(Stored records)
● ● ● ●

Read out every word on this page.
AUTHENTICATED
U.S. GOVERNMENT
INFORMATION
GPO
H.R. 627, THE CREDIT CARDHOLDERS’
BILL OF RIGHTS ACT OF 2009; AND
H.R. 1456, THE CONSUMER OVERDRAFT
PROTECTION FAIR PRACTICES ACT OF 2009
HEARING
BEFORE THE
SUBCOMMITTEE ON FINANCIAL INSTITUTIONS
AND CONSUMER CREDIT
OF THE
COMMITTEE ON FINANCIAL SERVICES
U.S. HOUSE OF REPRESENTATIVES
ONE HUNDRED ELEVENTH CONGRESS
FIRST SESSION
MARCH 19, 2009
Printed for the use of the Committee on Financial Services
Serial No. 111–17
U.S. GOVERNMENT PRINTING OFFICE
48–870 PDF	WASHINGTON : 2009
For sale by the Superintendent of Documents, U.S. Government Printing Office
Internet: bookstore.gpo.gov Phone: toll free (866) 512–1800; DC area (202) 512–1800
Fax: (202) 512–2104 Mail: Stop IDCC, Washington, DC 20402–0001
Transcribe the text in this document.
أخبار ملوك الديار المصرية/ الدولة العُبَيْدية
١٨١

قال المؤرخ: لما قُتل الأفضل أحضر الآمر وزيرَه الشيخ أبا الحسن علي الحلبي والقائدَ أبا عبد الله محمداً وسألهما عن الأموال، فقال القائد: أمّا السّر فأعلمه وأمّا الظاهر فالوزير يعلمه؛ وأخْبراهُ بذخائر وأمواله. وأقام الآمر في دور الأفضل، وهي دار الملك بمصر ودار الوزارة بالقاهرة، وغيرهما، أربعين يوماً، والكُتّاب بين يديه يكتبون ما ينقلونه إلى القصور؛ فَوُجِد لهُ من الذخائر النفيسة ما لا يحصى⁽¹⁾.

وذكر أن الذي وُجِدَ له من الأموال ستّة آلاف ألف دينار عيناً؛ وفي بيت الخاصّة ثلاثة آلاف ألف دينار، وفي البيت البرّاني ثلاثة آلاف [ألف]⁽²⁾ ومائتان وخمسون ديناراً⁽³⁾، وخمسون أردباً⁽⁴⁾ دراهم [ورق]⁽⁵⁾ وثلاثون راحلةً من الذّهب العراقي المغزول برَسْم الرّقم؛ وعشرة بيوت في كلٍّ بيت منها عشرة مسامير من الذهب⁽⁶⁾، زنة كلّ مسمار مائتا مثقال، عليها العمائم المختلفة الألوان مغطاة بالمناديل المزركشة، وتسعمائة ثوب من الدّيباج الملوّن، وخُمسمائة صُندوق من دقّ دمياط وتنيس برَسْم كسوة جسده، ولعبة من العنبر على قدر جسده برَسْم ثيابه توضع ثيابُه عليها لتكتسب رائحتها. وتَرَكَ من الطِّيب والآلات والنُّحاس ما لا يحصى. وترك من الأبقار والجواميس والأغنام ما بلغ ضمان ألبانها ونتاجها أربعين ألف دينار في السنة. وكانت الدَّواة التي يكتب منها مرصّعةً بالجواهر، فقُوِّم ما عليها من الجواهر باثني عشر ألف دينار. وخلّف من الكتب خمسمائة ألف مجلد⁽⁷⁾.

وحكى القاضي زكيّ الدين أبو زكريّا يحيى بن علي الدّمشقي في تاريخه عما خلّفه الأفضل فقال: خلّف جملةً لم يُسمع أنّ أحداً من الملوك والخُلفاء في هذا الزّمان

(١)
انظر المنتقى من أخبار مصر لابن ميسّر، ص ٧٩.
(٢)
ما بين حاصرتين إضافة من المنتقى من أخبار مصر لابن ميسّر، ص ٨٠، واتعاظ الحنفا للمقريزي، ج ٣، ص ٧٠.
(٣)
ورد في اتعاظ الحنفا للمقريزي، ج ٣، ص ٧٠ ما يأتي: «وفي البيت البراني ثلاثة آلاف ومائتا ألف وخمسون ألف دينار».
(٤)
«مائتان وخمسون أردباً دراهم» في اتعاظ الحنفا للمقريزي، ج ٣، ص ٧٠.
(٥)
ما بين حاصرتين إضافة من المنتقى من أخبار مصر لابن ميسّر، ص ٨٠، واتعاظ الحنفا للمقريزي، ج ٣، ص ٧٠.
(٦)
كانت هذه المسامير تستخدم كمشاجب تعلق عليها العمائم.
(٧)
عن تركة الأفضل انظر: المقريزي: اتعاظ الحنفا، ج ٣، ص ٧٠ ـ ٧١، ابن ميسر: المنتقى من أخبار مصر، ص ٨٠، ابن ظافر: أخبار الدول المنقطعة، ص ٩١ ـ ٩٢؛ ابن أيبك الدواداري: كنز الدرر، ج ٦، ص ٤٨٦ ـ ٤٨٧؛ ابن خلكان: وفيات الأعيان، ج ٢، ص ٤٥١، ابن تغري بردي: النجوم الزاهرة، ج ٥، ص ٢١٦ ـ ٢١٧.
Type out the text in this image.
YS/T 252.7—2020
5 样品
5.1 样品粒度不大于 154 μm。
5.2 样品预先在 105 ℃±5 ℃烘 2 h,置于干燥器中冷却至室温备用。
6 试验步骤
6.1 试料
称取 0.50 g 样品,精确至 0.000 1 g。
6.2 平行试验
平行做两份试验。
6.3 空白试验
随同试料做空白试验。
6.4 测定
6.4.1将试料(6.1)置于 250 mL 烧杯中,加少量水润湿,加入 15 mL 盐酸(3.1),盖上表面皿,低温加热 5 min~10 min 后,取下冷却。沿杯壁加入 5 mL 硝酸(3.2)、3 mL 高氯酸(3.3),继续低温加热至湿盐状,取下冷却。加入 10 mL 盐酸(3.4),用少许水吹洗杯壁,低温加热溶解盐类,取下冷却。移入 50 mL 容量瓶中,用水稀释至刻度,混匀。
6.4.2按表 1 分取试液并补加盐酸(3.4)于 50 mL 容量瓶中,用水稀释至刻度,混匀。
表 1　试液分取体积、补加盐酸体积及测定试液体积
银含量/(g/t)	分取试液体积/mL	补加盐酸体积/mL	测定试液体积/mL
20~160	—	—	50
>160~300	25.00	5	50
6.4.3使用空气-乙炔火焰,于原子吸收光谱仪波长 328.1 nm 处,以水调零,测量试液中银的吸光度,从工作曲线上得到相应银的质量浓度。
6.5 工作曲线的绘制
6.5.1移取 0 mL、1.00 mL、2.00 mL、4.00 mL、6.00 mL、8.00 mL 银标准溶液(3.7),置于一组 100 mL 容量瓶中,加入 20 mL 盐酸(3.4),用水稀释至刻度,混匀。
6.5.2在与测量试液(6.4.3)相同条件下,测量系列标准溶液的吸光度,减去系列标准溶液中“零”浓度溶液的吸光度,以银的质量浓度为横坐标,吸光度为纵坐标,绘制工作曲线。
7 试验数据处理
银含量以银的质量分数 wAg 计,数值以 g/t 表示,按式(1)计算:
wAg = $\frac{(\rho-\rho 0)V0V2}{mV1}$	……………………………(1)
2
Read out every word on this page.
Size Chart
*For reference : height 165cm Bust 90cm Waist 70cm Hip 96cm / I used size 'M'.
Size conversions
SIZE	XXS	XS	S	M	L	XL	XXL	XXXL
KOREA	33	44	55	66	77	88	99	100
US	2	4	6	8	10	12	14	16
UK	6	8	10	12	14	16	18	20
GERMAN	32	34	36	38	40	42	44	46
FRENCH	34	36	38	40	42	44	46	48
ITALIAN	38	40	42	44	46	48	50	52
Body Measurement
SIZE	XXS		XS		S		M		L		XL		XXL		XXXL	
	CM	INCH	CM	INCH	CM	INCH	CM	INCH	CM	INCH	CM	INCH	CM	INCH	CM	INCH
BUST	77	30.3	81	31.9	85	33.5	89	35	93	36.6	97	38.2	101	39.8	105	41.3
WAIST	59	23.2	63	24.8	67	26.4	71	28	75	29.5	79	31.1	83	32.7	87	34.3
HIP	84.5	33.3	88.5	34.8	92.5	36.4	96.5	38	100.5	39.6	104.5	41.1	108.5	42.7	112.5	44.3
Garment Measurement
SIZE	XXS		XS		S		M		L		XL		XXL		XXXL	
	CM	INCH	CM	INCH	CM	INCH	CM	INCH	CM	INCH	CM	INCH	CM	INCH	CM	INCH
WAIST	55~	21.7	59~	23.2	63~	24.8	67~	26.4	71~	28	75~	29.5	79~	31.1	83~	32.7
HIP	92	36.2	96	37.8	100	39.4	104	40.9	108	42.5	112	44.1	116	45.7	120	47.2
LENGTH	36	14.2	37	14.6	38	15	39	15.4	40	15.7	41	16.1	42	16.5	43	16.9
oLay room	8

● ● ● ●

*Exercise instructions*:
Every line containing the string "المنتقى" must be listed.

*Finished answer*:
انظر المنتقى من أخبار مصر لابن ميسّر، ص ٧٩.
ما بين حاصرتين إضافة من المنتقى من أخبار مصر لابن ميسّر، ص ٨٠، واتعاظ الحنفا للمقريزي، ج ٣، ص ٧٠.
ما بين حاصرتين إضافة من المنتقى من أخبار مصر لابن ميسّر، ص ٨٠، واتعاظ الحنفا للمقريزي، ج ٣، ص ٧٠.
عن تركة الأفضل انظر: المقريزي: اتعاظ الحنفا، ج ٣، ص ٧٠ ـ ٧١، ابن ميسر: المنتقى من أخبار مصر، ص ٨٠، ابن ظافر: أخبار الدول المنقطعة، ص ٩١ ـ ٩٢؛ ابن أيبك الدواداري: كنز الدرر، ج ٦، ص ٤٨٦ ـ ٤٨٧؛ ابن خلكان: وفيات الأعيان، ج ٢، ص ٤٥١، ابن تغري بردي: النجوم الزاهرة، ج ٥، ص ٢١٦ ـ ٢١٧.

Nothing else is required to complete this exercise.